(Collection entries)

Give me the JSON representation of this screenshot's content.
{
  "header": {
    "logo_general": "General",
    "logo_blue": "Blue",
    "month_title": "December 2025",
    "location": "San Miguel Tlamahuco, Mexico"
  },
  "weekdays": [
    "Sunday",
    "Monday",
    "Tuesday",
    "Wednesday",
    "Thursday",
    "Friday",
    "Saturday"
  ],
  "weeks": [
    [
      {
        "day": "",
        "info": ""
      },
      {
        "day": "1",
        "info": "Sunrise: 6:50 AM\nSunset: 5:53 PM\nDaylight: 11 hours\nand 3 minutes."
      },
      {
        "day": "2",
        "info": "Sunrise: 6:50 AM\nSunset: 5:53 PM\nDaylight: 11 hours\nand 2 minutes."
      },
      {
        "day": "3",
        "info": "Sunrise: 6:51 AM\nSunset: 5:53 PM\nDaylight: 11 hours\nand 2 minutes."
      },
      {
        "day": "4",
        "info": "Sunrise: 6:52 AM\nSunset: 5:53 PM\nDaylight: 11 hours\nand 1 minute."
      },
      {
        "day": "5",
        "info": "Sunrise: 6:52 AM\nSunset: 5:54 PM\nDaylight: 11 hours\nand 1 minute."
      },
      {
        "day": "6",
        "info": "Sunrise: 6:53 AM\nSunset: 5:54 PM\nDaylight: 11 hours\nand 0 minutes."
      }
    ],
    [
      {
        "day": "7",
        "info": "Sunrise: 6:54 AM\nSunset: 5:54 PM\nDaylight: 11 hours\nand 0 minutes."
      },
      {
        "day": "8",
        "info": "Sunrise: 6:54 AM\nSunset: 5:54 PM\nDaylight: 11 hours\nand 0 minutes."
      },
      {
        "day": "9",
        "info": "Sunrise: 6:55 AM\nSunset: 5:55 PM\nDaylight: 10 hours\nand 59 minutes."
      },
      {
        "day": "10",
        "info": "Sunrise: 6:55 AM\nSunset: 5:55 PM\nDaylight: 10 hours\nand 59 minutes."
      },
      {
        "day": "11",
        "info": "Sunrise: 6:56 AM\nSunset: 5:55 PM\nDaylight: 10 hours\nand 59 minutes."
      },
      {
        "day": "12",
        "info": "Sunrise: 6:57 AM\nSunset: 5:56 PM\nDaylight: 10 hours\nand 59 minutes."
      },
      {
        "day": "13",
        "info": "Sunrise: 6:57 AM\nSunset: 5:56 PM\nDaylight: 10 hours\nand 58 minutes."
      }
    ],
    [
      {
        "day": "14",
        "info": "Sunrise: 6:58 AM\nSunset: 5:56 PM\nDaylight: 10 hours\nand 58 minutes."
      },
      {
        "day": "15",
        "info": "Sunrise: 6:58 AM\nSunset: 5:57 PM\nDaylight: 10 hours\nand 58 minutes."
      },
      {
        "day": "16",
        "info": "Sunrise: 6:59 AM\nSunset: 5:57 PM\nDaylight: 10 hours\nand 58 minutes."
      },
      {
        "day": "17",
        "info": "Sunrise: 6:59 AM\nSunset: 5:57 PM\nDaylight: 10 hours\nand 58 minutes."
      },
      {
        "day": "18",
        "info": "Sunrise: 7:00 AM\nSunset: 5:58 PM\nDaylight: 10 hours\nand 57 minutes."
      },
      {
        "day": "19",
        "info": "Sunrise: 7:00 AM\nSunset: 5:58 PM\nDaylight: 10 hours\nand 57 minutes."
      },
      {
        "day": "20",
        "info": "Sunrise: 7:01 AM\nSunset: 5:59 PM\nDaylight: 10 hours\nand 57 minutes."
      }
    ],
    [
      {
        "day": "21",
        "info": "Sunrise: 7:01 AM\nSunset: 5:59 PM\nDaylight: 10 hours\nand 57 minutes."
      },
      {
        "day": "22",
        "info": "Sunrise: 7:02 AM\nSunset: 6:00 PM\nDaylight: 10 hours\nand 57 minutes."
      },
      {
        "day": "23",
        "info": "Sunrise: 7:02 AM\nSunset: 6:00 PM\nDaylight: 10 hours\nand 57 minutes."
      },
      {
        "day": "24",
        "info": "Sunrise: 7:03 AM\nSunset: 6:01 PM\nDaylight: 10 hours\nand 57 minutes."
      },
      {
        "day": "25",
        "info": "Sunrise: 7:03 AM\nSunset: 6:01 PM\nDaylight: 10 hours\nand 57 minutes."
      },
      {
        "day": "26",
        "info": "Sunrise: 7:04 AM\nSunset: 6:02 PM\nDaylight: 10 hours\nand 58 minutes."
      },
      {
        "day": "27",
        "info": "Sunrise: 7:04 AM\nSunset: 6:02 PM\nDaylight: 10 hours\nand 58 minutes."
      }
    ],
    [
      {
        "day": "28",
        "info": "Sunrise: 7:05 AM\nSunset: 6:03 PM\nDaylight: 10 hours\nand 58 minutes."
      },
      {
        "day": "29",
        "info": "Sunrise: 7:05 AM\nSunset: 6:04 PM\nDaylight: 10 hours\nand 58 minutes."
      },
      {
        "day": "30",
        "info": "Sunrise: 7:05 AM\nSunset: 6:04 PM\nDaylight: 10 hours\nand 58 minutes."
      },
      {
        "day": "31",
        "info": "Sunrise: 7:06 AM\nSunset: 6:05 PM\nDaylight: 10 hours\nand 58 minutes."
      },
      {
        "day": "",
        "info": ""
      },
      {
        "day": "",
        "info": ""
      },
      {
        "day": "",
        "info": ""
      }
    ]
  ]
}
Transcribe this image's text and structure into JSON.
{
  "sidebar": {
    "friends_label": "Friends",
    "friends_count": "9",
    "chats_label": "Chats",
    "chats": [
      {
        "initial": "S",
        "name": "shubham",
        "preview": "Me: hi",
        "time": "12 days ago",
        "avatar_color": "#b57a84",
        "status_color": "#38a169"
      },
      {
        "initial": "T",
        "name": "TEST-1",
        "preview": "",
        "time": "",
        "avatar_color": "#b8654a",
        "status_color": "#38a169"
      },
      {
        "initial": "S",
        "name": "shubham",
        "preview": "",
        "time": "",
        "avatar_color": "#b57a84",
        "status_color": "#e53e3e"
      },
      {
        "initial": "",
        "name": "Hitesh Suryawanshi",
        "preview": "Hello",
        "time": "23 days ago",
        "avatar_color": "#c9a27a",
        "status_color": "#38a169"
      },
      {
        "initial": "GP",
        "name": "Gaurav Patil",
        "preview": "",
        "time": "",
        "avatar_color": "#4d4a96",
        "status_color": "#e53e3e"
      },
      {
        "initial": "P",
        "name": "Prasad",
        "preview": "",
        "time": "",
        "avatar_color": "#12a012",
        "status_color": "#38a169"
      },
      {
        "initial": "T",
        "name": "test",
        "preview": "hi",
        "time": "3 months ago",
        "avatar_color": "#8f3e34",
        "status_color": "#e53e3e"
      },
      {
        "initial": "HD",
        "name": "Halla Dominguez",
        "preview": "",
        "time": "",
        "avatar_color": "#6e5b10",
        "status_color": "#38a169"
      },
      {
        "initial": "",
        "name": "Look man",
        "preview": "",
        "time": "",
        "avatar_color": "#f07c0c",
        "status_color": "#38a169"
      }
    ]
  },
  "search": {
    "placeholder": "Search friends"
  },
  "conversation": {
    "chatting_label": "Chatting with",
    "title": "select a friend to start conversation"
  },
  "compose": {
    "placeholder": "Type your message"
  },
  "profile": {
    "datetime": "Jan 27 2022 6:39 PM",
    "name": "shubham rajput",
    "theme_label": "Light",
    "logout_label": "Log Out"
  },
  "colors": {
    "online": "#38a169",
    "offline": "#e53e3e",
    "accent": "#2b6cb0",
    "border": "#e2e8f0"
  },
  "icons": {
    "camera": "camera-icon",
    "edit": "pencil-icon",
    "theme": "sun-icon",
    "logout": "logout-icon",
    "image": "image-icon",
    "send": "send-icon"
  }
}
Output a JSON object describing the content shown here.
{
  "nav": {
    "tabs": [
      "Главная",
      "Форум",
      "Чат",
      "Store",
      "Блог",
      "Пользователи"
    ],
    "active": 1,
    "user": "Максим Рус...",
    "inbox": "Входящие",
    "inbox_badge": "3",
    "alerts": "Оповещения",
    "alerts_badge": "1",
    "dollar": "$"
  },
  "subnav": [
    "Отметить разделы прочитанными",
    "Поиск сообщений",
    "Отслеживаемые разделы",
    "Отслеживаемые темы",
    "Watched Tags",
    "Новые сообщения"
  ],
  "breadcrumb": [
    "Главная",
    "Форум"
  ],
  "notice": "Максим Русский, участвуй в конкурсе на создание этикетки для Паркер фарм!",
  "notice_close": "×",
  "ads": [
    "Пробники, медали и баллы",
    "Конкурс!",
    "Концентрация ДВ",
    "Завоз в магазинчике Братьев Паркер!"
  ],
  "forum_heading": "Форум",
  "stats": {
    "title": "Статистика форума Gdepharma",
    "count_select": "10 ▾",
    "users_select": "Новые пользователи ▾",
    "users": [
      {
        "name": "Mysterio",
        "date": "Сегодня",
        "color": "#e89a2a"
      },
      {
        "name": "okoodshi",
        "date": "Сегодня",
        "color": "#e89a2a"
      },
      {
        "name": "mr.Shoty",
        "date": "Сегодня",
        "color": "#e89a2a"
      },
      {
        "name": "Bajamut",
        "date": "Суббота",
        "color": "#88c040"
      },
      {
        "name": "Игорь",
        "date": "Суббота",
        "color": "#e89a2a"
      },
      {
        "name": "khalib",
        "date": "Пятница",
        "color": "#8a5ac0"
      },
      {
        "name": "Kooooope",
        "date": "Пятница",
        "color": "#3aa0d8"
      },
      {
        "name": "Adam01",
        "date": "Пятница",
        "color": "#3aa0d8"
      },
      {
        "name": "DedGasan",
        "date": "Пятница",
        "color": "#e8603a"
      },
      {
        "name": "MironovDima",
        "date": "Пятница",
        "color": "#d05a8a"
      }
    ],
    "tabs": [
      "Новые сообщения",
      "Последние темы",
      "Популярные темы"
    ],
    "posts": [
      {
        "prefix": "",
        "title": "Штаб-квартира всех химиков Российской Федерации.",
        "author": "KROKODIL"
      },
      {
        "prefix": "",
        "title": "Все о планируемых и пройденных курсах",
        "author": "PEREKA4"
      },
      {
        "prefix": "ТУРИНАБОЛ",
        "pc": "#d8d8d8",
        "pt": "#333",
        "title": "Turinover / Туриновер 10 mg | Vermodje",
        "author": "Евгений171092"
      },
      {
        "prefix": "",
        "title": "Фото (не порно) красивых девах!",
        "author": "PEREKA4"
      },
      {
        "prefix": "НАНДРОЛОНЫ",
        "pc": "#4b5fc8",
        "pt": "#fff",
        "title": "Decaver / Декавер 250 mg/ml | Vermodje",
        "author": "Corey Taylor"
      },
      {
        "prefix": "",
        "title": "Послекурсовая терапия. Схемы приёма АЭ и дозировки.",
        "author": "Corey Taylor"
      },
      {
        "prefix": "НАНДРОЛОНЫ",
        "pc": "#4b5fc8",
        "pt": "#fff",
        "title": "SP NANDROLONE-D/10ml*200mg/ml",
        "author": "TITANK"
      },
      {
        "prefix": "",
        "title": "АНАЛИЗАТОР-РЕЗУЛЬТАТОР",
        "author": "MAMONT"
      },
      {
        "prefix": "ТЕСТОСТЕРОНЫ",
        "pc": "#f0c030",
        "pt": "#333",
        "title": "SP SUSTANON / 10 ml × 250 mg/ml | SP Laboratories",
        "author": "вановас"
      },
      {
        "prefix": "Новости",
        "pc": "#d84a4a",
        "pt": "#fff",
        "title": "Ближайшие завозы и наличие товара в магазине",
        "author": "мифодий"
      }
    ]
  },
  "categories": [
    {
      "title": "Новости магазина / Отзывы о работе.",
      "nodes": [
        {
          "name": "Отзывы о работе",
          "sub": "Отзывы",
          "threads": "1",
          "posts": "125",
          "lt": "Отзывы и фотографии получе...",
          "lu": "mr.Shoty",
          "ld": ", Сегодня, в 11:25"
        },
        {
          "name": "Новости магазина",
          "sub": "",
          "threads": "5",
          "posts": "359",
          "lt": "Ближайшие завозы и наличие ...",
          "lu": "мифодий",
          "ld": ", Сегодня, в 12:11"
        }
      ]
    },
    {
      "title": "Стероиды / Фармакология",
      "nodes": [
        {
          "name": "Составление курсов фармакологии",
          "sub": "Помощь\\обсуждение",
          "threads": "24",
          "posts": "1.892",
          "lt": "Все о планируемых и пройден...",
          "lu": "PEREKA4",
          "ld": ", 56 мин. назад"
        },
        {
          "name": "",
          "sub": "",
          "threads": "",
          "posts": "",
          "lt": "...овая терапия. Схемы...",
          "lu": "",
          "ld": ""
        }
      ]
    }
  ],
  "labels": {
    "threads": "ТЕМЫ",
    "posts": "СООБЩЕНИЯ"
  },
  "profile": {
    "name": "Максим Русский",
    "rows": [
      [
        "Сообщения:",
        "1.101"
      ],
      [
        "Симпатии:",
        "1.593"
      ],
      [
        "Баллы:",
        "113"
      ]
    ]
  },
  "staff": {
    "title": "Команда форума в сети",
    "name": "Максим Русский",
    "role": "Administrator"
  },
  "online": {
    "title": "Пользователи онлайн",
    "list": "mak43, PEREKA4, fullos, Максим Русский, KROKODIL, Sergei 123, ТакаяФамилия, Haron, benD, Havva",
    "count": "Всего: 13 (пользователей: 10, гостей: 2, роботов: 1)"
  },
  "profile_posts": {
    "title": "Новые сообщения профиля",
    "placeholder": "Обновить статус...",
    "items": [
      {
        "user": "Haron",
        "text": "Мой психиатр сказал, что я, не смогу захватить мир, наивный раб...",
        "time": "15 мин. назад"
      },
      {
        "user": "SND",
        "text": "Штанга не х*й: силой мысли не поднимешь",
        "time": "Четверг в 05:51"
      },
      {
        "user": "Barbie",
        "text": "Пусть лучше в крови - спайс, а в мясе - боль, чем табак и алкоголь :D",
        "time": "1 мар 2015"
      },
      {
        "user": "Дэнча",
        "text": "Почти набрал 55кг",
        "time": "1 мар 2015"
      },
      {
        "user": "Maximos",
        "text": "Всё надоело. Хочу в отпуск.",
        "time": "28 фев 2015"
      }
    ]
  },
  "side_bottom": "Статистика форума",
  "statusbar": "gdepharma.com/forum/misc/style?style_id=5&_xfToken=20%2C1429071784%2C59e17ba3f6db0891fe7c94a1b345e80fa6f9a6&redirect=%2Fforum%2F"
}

### THE REQUEST
Identify and copy all lines with the word "планируемых".

### FULL OUTPUT
        "title": "Все о планируемых и пройденных курсах",
          "lt": "Все о планируемых и пройден...",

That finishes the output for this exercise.